WHAT YOU ARE ASKED TO DO: Repeat the material exactly as it appears.

# start of RECORD EXCERPTS

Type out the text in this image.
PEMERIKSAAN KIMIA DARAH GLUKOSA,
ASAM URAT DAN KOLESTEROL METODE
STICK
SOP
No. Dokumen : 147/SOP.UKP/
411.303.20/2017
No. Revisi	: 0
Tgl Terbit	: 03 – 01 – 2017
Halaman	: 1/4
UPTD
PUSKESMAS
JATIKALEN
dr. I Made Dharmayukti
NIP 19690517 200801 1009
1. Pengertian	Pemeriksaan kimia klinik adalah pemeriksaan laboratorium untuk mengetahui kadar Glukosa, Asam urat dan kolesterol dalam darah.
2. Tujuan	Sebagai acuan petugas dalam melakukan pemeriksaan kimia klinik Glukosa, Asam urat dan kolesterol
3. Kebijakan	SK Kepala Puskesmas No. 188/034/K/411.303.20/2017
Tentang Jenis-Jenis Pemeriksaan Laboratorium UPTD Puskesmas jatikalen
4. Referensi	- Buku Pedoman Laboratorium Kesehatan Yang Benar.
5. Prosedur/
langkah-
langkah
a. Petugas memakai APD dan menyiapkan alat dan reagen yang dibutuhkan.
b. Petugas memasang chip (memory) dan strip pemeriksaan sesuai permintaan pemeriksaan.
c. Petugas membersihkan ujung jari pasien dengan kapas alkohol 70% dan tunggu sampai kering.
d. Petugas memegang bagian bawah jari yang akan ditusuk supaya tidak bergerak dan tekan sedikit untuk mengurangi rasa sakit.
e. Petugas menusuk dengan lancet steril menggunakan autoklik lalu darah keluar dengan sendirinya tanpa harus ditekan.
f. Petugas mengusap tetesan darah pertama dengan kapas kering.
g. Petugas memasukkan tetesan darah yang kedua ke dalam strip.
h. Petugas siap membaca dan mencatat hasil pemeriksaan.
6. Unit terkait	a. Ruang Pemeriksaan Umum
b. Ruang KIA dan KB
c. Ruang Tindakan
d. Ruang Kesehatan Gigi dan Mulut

# end of RECORD EXCERPTS

ANSWER FOR THIS EXERCISE:
Type out the text in this image.
PEMERIKSAAN KIMIA DARAH GLUKOSA,
ASAM URAT DAN KOLESTEROL METODE
STICK
SOP
No. Dokumen : 147/SOP.UKP/
411.303.20/2017
No. Revisi	: 0
Tgl Terbit	: 03 – 01 – 2017
Halaman	: 1/4
UPTD
PUSKESMAS
JATIKALEN
dr. I Made Dharmayukti
NIP 19690517 200801 1009
1. Pengertian	Pemeriksaan kimia klinik adalah pemeriksaan laboratorium untuk mengetahui kadar Glukosa, Asam urat dan kolesterol dalam darah.
2. Tujuan	Sebagai acuan petugas dalam melakukan pemeriksaan kimia klinik Glukosa, Asam urat dan kolesterol
3. Kebijakan	SK Kepala Puskesmas No. 188/034/K/411.303.20/2017
Tentang Jenis-Jenis Pemeriksaan Laboratorium UPTD Puskesmas jatikalen
4. Referensi	- Buku Pedoman Laboratorium Kesehatan Yang Benar.
5. Prosedur/
langkah-
langkah
a. Petugas memakai APD dan menyiapkan alat dan reagen yang dibutuhkan.
b. Petugas memasang chip (memory) dan strip pemeriksaan sesuai permintaan pemeriksaan.
c. Petugas membersihkan ujung jari pasien dengan kapas alkohol 70% dan tunggu sampai kering.
d. Petugas memegang bagian bawah jari yang akan ditusuk supaya tidak bergerak dan tekan sedikit untuk mengurangi rasa sakit.
e. Petugas menusuk dengan lancet steril menggunakan autoklik lalu darah keluar dengan sendirinya tanpa harus ditekan.
f. Petugas mengusap tetesan darah pertama dengan kapas kering.
g. Petugas memasukkan tetesan darah yang kedua ke dalam strip.
h. Petugas siap membaca dan mencatat hasil pemeriksaan.
6. Unit terkait	a. Ruang Pemeriksaan Umum
b. Ruang KIA dan KB
c. Ruang Tindakan
d. Ruang Kesehatan Gigi dan Mulut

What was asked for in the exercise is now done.